§ **EXERCISE BRIEF**:
Take the material below and write it all out again exactly.

- - - -

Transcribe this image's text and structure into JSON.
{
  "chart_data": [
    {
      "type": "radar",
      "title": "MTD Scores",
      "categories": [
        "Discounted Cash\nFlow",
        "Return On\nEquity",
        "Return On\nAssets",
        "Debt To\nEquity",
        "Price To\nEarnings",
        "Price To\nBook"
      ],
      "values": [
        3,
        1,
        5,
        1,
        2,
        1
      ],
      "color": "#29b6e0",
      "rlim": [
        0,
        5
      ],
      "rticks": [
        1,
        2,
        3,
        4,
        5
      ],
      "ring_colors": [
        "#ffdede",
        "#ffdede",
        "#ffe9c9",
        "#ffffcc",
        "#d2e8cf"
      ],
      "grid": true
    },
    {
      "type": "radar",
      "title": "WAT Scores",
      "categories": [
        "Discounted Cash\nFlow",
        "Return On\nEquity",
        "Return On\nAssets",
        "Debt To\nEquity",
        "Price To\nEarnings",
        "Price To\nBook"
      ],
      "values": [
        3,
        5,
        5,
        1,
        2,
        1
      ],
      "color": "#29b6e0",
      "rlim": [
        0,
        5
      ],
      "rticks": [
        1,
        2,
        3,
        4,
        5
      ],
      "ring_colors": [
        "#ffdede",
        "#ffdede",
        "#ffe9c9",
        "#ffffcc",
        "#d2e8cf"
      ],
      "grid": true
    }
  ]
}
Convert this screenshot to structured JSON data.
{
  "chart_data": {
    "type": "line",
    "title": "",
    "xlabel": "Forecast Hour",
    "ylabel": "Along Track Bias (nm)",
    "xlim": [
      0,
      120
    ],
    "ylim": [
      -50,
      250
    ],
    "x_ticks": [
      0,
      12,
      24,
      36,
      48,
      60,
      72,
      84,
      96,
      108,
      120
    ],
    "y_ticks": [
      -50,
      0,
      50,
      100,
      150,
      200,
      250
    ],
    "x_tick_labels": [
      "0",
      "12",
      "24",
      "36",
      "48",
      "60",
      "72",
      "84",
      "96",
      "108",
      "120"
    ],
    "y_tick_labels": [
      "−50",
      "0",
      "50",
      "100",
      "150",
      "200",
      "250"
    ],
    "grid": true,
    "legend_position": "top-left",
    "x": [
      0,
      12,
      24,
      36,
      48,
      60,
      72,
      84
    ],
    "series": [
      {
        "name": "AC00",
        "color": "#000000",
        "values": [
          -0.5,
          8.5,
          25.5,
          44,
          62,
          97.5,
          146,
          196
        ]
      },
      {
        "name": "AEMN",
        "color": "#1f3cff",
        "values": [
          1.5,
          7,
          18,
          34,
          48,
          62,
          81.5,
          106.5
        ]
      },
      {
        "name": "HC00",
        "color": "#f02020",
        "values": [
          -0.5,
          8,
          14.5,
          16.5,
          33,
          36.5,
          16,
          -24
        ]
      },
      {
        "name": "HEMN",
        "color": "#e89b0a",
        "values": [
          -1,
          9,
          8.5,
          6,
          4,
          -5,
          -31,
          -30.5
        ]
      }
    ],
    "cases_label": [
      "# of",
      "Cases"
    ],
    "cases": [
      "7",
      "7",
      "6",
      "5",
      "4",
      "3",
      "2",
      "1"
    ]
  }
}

- - - -

§ **THE OUTPUT**:
Transcribe this image's text and structure into JSON.
{
  "chart_data": [
    {
      "type": "radar",
      "title": "MTD Scores",
      "categories": [
        "Discounted Cash\nFlow",
        "Return On\nEquity",
        "Return On\nAssets",
        "Debt To\nEquity",
        "Price To\nEarnings",
        "Price To\nBook"
      ],
      "values": [
        3,
        1,
        5,
        1,
        2,
        1
      ],
      "color": "#29b6e0",
      "rlim": [
        0,
        5
      ],
      "rticks": [
        1,
        2,
        3,
        4,
        5
      ],
      "ring_colors": [
        "#ffdede",
        "#ffdede",
        "#ffe9c9",
        "#ffffcc",
        "#d2e8cf"
      ],
      "grid": true
    },
    {
      "type": "radar",
      "title": "WAT Scores",
      "categories": [
        "Discounted Cash\nFlow",
        "Return On\nEquity",
        "Return On\nAssets",
        "Debt To\nEquity",
        "Price To\nEarnings",
        "Price To\nBook"
      ],
      "values": [
        3,
        5,
        5,
        1,
        2,
        1
      ],
      "color": "#29b6e0",
      "rlim": [
        0,
        5
      ],
      "rticks": [
        1,
        2,
        3,
        4,
        5
      ],
      "ring_colors": [
        "#ffdede",
        "#ffdede",
        "#ffe9c9",
        "#ffffcc",
        "#d2e8cf"
      ],
      "grid": true
    }
  ]
}
Convert this screenshot to structured JSON data.
{
  "chart_data": {
    "type": "line",
    "title": "",
    "xlabel": "Forecast Hour",
    "ylabel": "Along Track Bias (nm)",
    "xlim": [
      0,
      120
    ],
    "ylim": [
      -50,
      250
    ],
    "x_ticks": [
      0,
      12,
      24,
      36,
      48,
      60,
      72,
      84,
      96,
      108,
      120
    ],
    "y_ticks": [
      -50,
      0,
      50,
      100,
      150,
      200,
      250
    ],
    "x_tick_labels": [
      "0",
      "12",
      "24",
      "36",
      "48",
      "60",
      "72",
      "84",
      "96",
      "108",
      "120"
    ],
    "y_tick_labels": [
      "−50",
      "0",
      "50",
      "100",
      "150",
      "200",
      "250"
    ],
    "grid": true,
    "legend_position": "top-left",
    "x": [
      0,
      12,
      24,
      36,
      48,
      60,
      72,
      84
    ],
    "series": [
      {
        "name": "AC00",
        "color": "#000000",
        "values": [
          -0.5,
          8.5,
          25.5,
          44,
          62,
          97.5,
          146,
          196
        ]
      },
      {
        "name": "AEMN",
        "color": "#1f3cff",
        "values": [
          1.5,
          7,
          18,
          34,
          48,
          62,
          81.5,
          106.5
        ]
      },
      {
        "name": "HC00",
        "color": "#f02020",
        "values": [
          -0.5,
          8,
          14.5,
          16.5,
          33,
          36.5,
          16,
          -24
        ]
      },
      {
        "name": "HEMN",
        "color": "#e89b0a",
        "values": [
          -1,
          9,
          8.5,
          6,
          4,
          -5,
          -31,
          -30.5
        ]
      }
    ],
    "cases_label": [
      "# of",
      "Cases"
    ],
    "cases": [
      "7",
      "7",
      "6",
      "5",
      "4",
      "3",
      "2",
      "1"
    ]
  }
}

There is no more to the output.